━━━ Extracted entries ━━━

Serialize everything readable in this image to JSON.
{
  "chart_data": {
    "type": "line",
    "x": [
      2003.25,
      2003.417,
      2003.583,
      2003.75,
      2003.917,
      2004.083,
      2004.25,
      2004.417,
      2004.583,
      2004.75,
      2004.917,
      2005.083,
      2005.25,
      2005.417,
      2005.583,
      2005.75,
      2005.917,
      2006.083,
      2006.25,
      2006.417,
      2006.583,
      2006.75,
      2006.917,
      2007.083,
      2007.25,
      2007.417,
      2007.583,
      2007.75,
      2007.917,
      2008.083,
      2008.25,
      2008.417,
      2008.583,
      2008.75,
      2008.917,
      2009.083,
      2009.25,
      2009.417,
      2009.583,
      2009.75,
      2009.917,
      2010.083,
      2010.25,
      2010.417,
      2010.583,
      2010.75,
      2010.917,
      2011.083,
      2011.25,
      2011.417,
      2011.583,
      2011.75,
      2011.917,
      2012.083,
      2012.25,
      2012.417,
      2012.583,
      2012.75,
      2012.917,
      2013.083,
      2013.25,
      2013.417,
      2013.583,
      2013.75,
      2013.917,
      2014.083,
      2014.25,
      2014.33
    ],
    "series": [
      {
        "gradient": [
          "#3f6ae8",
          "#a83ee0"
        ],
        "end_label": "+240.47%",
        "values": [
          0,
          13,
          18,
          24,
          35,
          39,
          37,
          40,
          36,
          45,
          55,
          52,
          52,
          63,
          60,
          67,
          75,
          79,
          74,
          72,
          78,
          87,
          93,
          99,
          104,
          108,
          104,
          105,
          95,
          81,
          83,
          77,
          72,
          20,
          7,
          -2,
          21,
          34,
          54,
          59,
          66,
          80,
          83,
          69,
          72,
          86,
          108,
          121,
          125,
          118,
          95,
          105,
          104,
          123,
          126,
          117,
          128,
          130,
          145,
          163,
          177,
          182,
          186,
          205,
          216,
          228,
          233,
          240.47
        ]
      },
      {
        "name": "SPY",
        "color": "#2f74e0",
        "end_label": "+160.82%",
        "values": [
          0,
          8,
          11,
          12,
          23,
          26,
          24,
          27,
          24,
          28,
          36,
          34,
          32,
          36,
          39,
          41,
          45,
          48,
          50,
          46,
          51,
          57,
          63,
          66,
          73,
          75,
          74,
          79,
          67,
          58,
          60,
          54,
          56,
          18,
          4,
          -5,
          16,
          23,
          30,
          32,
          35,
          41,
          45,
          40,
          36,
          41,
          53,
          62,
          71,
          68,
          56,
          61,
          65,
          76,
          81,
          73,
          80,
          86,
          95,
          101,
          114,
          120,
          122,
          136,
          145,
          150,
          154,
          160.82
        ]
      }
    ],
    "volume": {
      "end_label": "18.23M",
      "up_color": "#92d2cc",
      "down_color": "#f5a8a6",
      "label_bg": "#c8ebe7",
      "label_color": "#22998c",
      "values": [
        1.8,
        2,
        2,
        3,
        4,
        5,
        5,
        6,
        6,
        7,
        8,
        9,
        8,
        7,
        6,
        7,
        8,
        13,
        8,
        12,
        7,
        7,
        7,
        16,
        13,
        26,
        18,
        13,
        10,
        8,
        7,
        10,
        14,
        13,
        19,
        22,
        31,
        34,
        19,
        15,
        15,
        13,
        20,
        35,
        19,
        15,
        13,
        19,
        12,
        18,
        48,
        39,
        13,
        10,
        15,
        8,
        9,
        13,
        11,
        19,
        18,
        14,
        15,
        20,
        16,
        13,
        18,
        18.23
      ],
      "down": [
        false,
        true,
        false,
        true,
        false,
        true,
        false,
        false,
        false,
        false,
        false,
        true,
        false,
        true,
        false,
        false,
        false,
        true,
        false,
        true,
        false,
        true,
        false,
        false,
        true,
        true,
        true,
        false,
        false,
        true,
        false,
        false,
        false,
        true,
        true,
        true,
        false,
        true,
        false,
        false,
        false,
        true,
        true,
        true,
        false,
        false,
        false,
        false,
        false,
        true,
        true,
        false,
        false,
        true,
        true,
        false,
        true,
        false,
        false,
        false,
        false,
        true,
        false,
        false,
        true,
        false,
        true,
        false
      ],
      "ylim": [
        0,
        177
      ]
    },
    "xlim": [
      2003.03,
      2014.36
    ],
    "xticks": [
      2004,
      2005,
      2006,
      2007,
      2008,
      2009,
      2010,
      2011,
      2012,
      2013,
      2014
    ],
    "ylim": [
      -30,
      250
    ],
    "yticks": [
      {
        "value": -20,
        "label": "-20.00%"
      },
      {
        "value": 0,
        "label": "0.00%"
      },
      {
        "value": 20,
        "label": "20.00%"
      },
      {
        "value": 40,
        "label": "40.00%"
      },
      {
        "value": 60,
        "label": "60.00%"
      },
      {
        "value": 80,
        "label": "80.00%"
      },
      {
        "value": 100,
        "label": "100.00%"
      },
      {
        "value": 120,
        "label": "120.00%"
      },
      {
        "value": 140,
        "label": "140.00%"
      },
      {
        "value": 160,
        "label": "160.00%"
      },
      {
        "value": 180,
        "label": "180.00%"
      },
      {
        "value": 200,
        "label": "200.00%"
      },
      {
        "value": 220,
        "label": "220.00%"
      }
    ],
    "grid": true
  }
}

━━━

Work required: Your task is to retype all the records above with nothing left out.

Written reply:
Serialize everything readable in this image to JSON.
{
  "chart_data": {
    "type": "line",
    "x": [
      2003.25,
      2003.417,
      2003.583,
      2003.75,
      2003.917,
      2004.083,
      2004.25,
      2004.417,
      2004.583,
      2004.75,
      2004.917,
      2005.083,
      2005.25,
      2005.417,
      2005.583,
      2005.75,
      2005.917,
      2006.083,
      2006.25,
      2006.417,
      2006.583,
      2006.75,
      2006.917,
      2007.083,
      2007.25,
      2007.417,
      2007.583,
      2007.75,
      2007.917,
      2008.083,
      2008.25,
      2008.417,
      2008.583,
      2008.75,
      2008.917,
      2009.083,
      2009.25,
      2009.417,
      2009.583,
      2009.75,
      2009.917,
      2010.083,
      2010.25,
      2010.417,
      2010.583,
      2010.75,
      2010.917,
      2011.083,
      2011.25,
      2011.417,
      2011.583,
      2011.75,
      2011.917,
      2012.083,
      2012.25,
      2012.417,
      2012.583,
      2012.75,
      2012.917,
      2013.083,
      2013.25,
      2013.417,
      2013.583,
      2013.75,
      2013.917,
      2014.083,
      2014.25,
      2014.33
    ],
    "series": [
      {
        "gradient": [
          "#3f6ae8",
          "#a83ee0"
        ],
        "end_label": "+240.47%",
        "values": [
          0,
          13,
          18,
          24,
          35,
          39,
          37,
          40,
          36,
          45,
          55,
          52,
          52,
          63,
          60,
          67,
          75,
          79,
          74,
          72,
          78,
          87,
          93,
          99,
          104,
          108,
          104,
          105,
          95,
          81,
          83,
          77,
          72,
          20,
          7,
          -2,
          21,
          34,
          54,
          59,
          66,
          80,
          83,
          69,
          72,
          86,
          108,
          121,
          125,
          118,
          95,
          105,
          104,
          123,
          126,
          117,
          128,
          130,
          145,
          163,
          177,
          182,
          186,
          205,
          216,
          228,
          233,
          240.47
        ]
      },
      {
        "name": "SPY",
        "color": "#2f74e0",
        "end_label": "+160.82%",
        "values": [
          0,
          8,
          11,
          12,
          23,
          26,
          24,
          27,
          24,
          28,
          36,
          34,
          32,
          36,
          39,
          41,
          45,
          48,
          50,
          46,
          51,
          57,
          63,
          66,
          73,
          75,
          74,
          79,
          67,
          58,
          60,
          54,
          56,
          18,
          4,
          -5,
          16,
          23,
          30,
          32,
          35,
          41,
          45,
          40,
          36,
          41,
          53,
          62,
          71,
          68,
          56,
          61,
          65,
          76,
          81,
          73,
          80,
          86,
          95,
          101,
          114,
          120,
          122,
          136,
          145,
          150,
          154,
          160.82
        ]
      }
    ],
    "volume": {
      "end_label": "18.23M",
      "up_color": "#92d2cc",
      "down_color": "#f5a8a6",
      "label_bg": "#c8ebe7",
      "label_color": "#22998c",
      "values": [
        1.8,
        2,
        2,
        3,
        4,
        5,
        5,
        6,
        6,
        7,
        8,
        9,
        8,
        7,
        6,
        7,
        8,
        13,
        8,
        12,
        7,
        7,
        7,
        16,
        13,
        26,
        18,
        13,
        10,
        8,
        7,
        10,
        14,
        13,
        19,
        22,
        31,
        34,
        19,
        15,
        15,
        13,
        20,
        35,
        19,
        15,
        13,
        19,
        12,
        18,
        48,
        39,
        13,
        10,
        15,
        8,
        9,
        13,
        11,
        19,
        18,
        14,
        15,
        20,
        16,
        13,
        18,
        18.23
      ],
      "down": [
        false,
        true,
        false,
        true,
        false,
        true,
        false,
        false,
        false,
        false,
        false,
        true,
        false,
        true,
        false,
        false,
        false,
        true,
        false,
        true,
        false,
        true,
        false,
        false,
        true,
        true,
        true,
        false,
        false,
        true,
        false,
        false,
        false,
        true,
        true,
        true,
        false,
        true,
        false,
        false,
        false,
        true,
        true,
        true,
        false,
        false,
        false,
        false,
        false,
        true,
        true,
        false,
        false,
        true,
        true,
        false,
        true,
        false,
        false,
        false,
        false,
        true,
        false,
        false,
        true,
        false,
        true,
        false
      ],
      "ylim": [
        0,
        177
      ]
    },
    "xlim": [
      2003.03,
      2014.36
    ],
    "xticks": [
      2004,
      2005,
      2006,
      2007,
      2008,
      2009,
      2010,
      2011,
      2012,
      2013,
      2014
    ],
    "ylim": [
      -30,
      250
    ],
    "yticks": [
      {
        "value": -20,
        "label": "-20.00%"
      },
      {
        "value": 0,
        "label": "0.00%"
      },
      {
        "value": 20,
        "label": "20.00%"
      },
      {
        "value": 40,
        "label": "40.00%"
      },
      {
        "value": 60,
        "label": "60.00%"
      },
      {
        "value": 80,
        "label": "80.00%"
      },
      {
        "value": 100,
        "label": "100.00%"
      },
      {
        "value": 120,
        "label": "120.00%"
      },
      {
        "value": 140,
        "label": "140.00%"
      },
      {
        "value": 160,
        "label": "160.00%"
      },
      {
        "value": 180,
        "label": "180.00%"
      },
      {
        "value": 200,
        "label": "200.00%"
      },
      {
        "value": 220,
        "label": "220.00%"
      }
    ],
    "grid": true
  }
}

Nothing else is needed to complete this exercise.